Given data:
--*--

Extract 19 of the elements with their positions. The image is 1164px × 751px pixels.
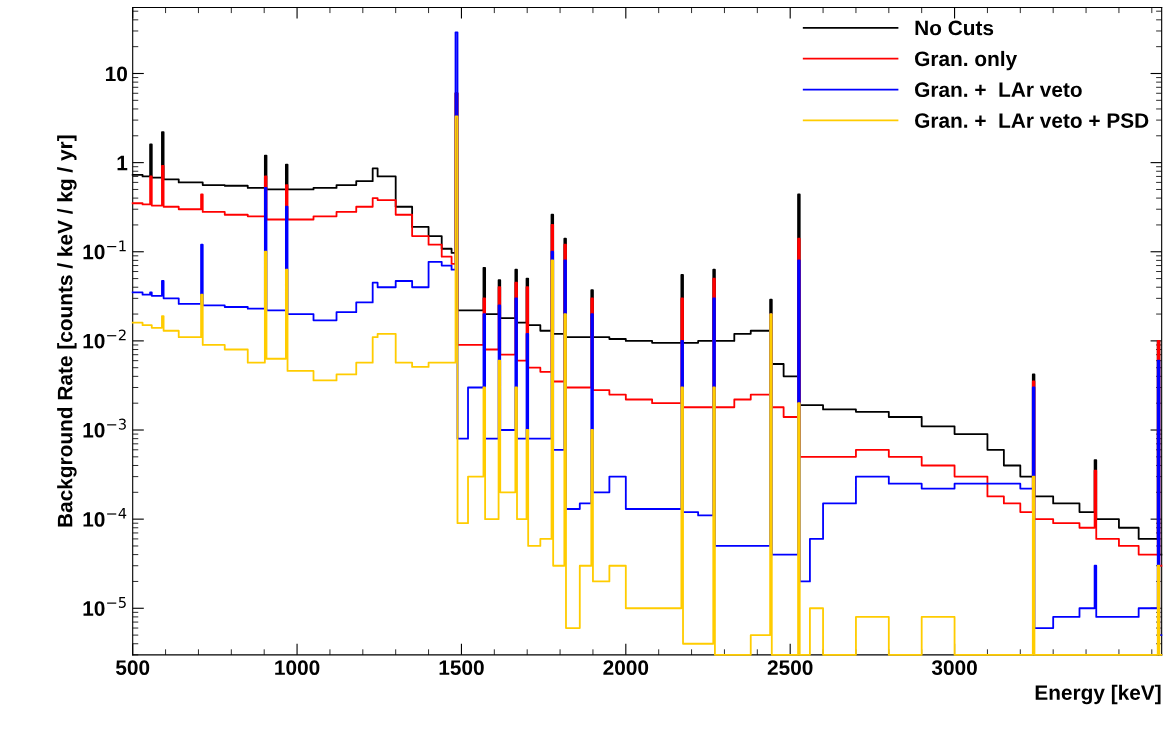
y-tick-label: 1 [117,155,128,171]
y-axis-title: Background Rate [counts / keV / kg / yr] [57,135,77,527]
y-tick-label: 10 [105,66,127,82]
legend-label: Gran. only [915,50,1018,71]
y-tick-label: 10$^{−3}$ [83,418,126,438]
x-tick-label: 500 [115,660,150,676]
x-tick-label: 1000 [275,660,320,676]
y-tick-label: 10$^{−2}$ [83,329,126,349]
x-tick-label: 1500 [439,660,484,676]
x-axis-title: Energy [keV] [1035,684,1161,705]
y-tick-label: 10$^{−5}$ [83,597,126,616]
legend-label: Gran. + LAr veto + PSD [915,113,1149,128]
x-tick-label: 2000 [603,660,649,676]
y-tick-label: 10$^{−1}$ [83,240,126,260]
x-tick-label: 2500 [767,660,813,676]
y-tick-label: 10$^{−4}$ [83,507,127,527]
legend-label: No Cuts [915,20,994,36]
legend-label: Gran. + LAr veto [915,82,1082,98]
x-tick-label: 3000 [931,660,977,676]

--*--

Job:
Copy out the data lines from the one containing "y-tick-label: 1 [117,155,128,171]" through the one containing "x-axis-title: Energy [keV]", reproducing each line verbatim.

Solved exercise:
y-tick-label: 1 [117,155,128,171]
y-axis-title: Background Rate [counts / keV / kg / yr] [57,135,77,527]
y-tick-label: 10 [105,66,127,82]
legend-label: Gran. only [915,50,1018,71]
y-tick-label: 10$^{−3}$ [83,418,126,438]
x-tick-label: 500 [115,660,150,676]
x-tick-label: 1000 [275,660,320,676]
y-tick-label: 10$^{−2}$ [83,329,126,349]
x-tick-label: 1500 [439,660,484,676]
x-axis-title: Energy [keV] [1035,684,1161,705]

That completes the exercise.